_Exercise_
Images are excluded; otherwise, output every record exactly.

_Material for the task_
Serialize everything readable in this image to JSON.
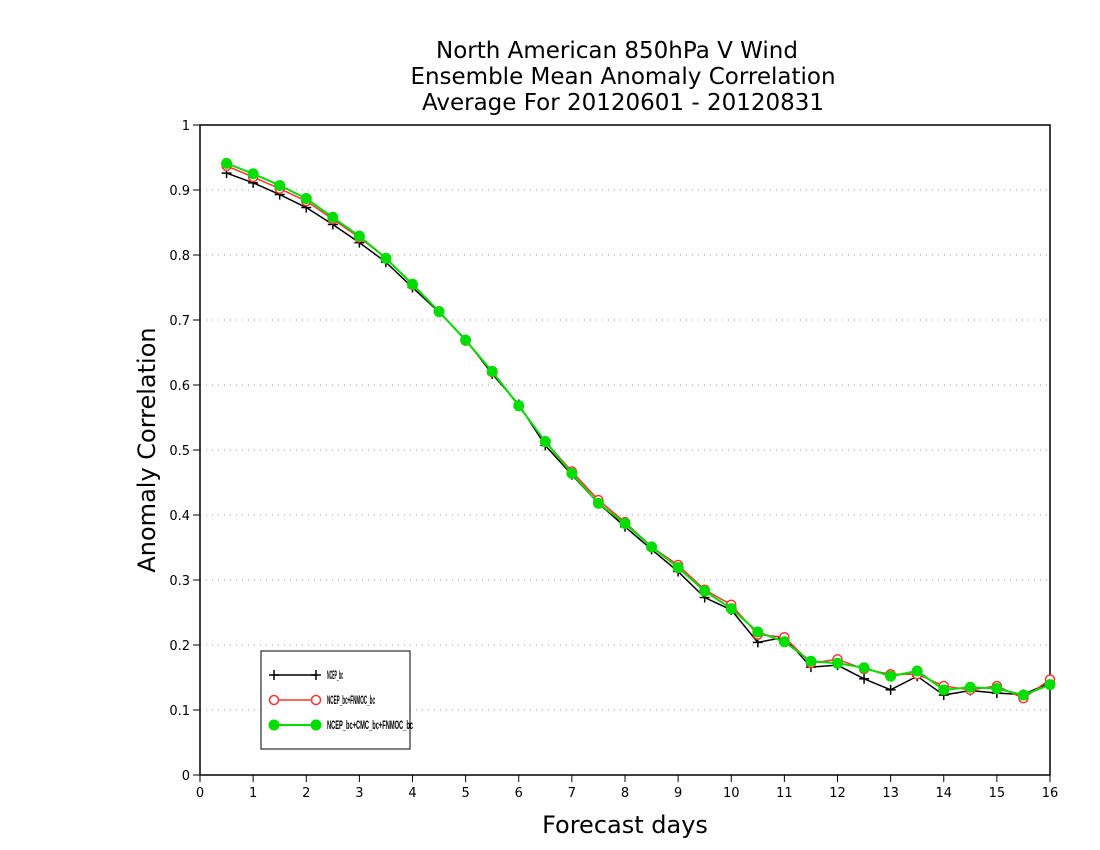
{
  "chart_data": {
    "type": "line",
    "title": [
      "North American 850hPa V Wind",
      "Ensemble Mean Anomaly Correlation",
      "Average For 20120601 - 20120831"
    ],
    "xlabel": "Forecast days",
    "ylabel": "Anomaly Correlation",
    "xlim": [
      0,
      16
    ],
    "ylim": [
      0,
      1
    ],
    "xticks": [
      "0",
      "1",
      "2",
      "3",
      "4",
      "5",
      "6",
      "7",
      "8",
      "9",
      "10",
      "11",
      "12",
      "13",
      "14",
      "15",
      "16"
    ],
    "yticks": [
      "0",
      "0.1",
      "0.2",
      "0.3",
      "0.4",
      "0.5",
      "0.6",
      "0.7",
      "0.8",
      "0.9",
      "1"
    ],
    "grid": "horizontal dotted",
    "legend_position": "bottom-left",
    "x": [
      0.5,
      1,
      1.5,
      2,
      2.5,
      3,
      3.5,
      4,
      4.5,
      5,
      5.5,
      6,
      6.5,
      7,
      7.5,
      8,
      8.5,
      9,
      9.5,
      10,
      10.5,
      11,
      11.5,
      12,
      12.5,
      13,
      13.5,
      14,
      14.5,
      15,
      15.5,
      16
    ],
    "series": [
      {
        "name": "NCEP_bc",
        "color": "#000000",
        "marker": "plus",
        "values": [
          0.926,
          0.911,
          0.893,
          0.873,
          0.847,
          0.819,
          0.789,
          0.75,
          0.712,
          0.67,
          0.617,
          0.57,
          0.507,
          0.462,
          0.418,
          0.382,
          0.347,
          0.313,
          0.273,
          0.254,
          0.204,
          0.212,
          0.166,
          0.169,
          0.148,
          0.131,
          0.152,
          0.123,
          0.13,
          0.126,
          0.124,
          0.142
        ]
      },
      {
        "name": "NCEP_bc+FNMOC_bc",
        "color": "#ff3333",
        "marker": "open-circle",
        "values": [
          0.937,
          0.92,
          0.902,
          0.883,
          0.855,
          0.827,
          0.795,
          0.754,
          0.713,
          0.668,
          0.62,
          0.568,
          0.513,
          0.467,
          0.423,
          0.389,
          0.351,
          0.323,
          0.285,
          0.262,
          0.216,
          0.212,
          0.172,
          0.178,
          0.163,
          0.155,
          0.155,
          0.137,
          0.131,
          0.137,
          0.118,
          0.147
        ]
      },
      {
        "name": "NCEP_bc+CMC_bc+FNMOC_bc",
        "color": "#00dd00",
        "marker": "filled-circle",
        "values": [
          0.941,
          0.925,
          0.907,
          0.887,
          0.858,
          0.829,
          0.795,
          0.755,
          0.713,
          0.669,
          0.621,
          0.568,
          0.513,
          0.464,
          0.418,
          0.387,
          0.351,
          0.319,
          0.283,
          0.256,
          0.22,
          0.205,
          0.175,
          0.172,
          0.165,
          0.152,
          0.16,
          0.131,
          0.135,
          0.133,
          0.123,
          0.139
        ]
      }
    ]
  }
}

_Complete answer_
Serialize everything readable in this image to JSON.
{
  "chart_data": {
    "type": "line",
    "title": [
      "North American 850hPa V Wind",
      "Ensemble Mean Anomaly Correlation",
      "Average For 20120601 - 20120831"
    ],
    "xlabel": "Forecast days",
    "ylabel": "Anomaly Correlation",
    "xlim": [
      0,
      16
    ],
    "ylim": [
      0,
      1
    ],
    "xticks": [
      "0",
      "1",
      "2",
      "3",
      "4",
      "5",
      "6",
      "7",
      "8",
      "9",
      "10",
      "11",
      "12",
      "13",
      "14",
      "15",
      "16"
    ],
    "yticks": [
      "0",
      "0.1",
      "0.2",
      "0.3",
      "0.4",
      "0.5",
      "0.6",
      "0.7",
      "0.8",
      "0.9",
      "1"
    ],
    "grid": "horizontal dotted",
    "legend_position": "bottom-left",
    "x": [
      0.5,
      1,
      1.5,
      2,
      2.5,
      3,
      3.5,
      4,
      4.5,
      5,
      5.5,
      6,
      6.5,
      7,
      7.5,
      8,
      8.5,
      9,
      9.5,
      10,
      10.5,
      11,
      11.5,
      12,
      12.5,
      13,
      13.5,
      14,
      14.5,
      15,
      15.5,
      16
    ],
    "series": [
      {
        "name": "NCEP_bc",
        "color": "#000000",
        "marker": "plus",
        "values": [
          0.926,
          0.911,
          0.893,
          0.873,
          0.847,
          0.819,
          0.789,
          0.75,
          0.712,
          0.67,
          0.617,
          0.57,
          0.507,
          0.462,
          0.418,
          0.382,
          0.347,
          0.313,
          0.273,
          0.254,
          0.204,
          0.212,
          0.166,
          0.169,
          0.148,
          0.131,
          0.152,
          0.123,
          0.13,
          0.126,
          0.124,
          0.142
        ]
      },
      {
        "name": "NCEP_bc+FNMOC_bc",
        "color": "#ff3333",
        "marker": "open-circle",
        "values": [
          0.937,
          0.92,
          0.902,
          0.883,
          0.855,
          0.827,
          0.795,
          0.754,
          0.713,
          0.668,
          0.62,
          0.568,
          0.513,
          0.467,
          0.423,
          0.389,
          0.351,
          0.323,
          0.285,
          0.262,
          0.216,
          0.212,
          0.172,
          0.178,
          0.163,
          0.155,
          0.155,
          0.137,
          0.131,
          0.137,
          0.118,
          0.147
        ]
      },
      {
        "name": "NCEP_bc+CMC_bc+FNMOC_bc",
        "color": "#00dd00",
        "marker": "filled-circle",
        "values": [
          0.941,
          0.925,
          0.907,
          0.887,
          0.858,
          0.829,
          0.795,
          0.755,
          0.713,
          0.669,
          0.621,
          0.568,
          0.513,
          0.464,
          0.418,
          0.387,
          0.351,
          0.319,
          0.283,
          0.256,
          0.22,
          0.205,
          0.175,
          0.172,
          0.165,
          0.152,
          0.16,
          0.131,
          0.135,
          0.133,
          0.123,
          0.139
        ]
      }
    ]
  }
}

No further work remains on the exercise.